What the task requires = List each line in which the string "维修人员来维修" appears.

Dataset records =
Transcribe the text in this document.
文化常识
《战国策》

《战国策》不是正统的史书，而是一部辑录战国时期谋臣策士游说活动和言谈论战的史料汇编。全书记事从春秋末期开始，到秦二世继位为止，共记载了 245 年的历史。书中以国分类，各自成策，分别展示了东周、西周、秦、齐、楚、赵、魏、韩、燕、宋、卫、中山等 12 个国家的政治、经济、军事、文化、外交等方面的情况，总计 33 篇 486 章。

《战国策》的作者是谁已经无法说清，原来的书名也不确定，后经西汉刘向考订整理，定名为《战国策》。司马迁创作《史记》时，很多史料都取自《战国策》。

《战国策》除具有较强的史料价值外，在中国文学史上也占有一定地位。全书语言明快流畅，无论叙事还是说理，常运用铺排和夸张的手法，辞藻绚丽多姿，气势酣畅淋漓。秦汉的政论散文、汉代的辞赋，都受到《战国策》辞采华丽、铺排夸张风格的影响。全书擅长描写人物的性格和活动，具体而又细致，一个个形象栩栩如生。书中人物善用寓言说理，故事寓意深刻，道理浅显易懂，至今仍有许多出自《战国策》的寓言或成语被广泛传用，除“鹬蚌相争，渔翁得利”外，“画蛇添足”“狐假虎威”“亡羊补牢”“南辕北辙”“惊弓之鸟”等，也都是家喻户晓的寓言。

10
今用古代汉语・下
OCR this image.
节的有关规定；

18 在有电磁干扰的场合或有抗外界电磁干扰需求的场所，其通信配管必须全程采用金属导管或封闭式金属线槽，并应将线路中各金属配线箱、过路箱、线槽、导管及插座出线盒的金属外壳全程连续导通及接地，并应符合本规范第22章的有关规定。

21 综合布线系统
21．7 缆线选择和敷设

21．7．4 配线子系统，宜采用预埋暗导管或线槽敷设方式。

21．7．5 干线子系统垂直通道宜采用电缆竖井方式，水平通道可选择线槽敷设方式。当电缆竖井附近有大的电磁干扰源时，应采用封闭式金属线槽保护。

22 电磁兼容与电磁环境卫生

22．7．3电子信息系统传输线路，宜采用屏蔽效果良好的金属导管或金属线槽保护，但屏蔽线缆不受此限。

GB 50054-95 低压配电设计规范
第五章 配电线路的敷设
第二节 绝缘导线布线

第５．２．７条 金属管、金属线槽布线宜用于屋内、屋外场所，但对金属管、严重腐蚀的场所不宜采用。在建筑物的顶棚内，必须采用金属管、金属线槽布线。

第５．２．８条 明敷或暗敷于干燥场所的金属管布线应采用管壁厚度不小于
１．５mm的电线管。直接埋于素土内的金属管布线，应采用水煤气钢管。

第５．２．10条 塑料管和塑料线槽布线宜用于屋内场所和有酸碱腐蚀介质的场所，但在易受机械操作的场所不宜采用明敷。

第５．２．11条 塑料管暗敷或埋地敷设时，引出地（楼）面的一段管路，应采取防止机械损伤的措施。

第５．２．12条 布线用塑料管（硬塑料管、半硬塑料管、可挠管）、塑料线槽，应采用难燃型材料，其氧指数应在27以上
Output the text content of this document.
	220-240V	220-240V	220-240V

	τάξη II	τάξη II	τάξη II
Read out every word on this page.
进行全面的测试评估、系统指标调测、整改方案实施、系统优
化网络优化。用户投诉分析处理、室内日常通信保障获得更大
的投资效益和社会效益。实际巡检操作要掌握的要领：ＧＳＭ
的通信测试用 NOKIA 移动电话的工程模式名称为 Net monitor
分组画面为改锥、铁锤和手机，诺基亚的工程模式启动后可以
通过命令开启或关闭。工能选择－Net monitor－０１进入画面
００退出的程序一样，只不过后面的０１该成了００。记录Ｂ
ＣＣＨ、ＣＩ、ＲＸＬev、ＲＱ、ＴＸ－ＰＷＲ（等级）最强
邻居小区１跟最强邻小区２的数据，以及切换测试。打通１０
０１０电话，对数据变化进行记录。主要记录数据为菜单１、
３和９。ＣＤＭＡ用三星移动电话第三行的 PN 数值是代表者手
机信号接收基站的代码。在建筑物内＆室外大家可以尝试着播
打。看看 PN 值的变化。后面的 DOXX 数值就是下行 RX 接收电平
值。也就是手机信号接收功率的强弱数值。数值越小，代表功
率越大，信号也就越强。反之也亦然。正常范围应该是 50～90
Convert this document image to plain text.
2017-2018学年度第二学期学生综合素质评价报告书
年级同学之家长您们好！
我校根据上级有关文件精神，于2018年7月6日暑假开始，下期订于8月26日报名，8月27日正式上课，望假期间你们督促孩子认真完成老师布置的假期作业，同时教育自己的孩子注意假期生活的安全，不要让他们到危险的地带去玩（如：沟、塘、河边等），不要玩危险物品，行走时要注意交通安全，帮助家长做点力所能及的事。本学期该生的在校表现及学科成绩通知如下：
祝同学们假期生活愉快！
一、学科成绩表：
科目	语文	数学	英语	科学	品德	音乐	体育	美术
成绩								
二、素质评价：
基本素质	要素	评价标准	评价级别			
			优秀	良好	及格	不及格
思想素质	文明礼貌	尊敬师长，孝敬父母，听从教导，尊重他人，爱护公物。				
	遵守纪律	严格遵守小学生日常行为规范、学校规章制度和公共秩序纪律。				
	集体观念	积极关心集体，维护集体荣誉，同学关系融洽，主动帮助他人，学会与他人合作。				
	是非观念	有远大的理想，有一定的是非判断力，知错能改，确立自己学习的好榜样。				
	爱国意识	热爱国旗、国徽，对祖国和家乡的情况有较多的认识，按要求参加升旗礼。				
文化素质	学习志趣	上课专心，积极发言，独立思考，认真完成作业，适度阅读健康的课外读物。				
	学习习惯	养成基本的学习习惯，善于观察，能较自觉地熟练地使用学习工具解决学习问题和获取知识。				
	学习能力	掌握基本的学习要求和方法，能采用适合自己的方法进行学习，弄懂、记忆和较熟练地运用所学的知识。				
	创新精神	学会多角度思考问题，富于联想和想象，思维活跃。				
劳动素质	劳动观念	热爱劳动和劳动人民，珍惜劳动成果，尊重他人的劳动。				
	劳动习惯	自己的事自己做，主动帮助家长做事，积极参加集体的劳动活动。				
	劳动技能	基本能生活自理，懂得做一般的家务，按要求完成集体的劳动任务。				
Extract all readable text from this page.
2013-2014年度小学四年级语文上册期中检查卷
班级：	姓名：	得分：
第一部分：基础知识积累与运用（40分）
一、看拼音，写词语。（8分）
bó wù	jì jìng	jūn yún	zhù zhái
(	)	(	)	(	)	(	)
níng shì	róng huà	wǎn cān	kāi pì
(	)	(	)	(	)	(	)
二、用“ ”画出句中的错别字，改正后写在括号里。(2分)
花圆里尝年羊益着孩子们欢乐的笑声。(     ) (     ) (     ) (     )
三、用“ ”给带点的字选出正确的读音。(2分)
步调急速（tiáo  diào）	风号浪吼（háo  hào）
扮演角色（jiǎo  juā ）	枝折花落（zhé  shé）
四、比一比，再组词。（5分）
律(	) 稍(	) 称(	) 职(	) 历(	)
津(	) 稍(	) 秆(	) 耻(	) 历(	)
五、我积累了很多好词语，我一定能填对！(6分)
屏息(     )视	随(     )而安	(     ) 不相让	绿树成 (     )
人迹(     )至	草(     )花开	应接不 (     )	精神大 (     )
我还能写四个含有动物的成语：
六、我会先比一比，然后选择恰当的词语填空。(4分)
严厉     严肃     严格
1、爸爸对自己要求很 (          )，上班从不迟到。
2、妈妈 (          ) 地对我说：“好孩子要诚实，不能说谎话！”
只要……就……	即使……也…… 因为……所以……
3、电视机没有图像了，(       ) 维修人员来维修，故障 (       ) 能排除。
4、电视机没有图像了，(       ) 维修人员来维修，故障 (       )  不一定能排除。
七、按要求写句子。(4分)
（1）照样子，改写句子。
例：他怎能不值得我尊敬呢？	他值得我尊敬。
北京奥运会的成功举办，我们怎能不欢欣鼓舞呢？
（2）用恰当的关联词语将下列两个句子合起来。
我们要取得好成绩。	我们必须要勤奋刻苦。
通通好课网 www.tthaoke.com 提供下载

Solution to the problem =
3、电视机没有图像了，(       ) 维修人员来维修，故障 (       ) 能排除。
4、电视机没有图像了，(       ) 维修人员来维修，故障 (       )  不一定能排除。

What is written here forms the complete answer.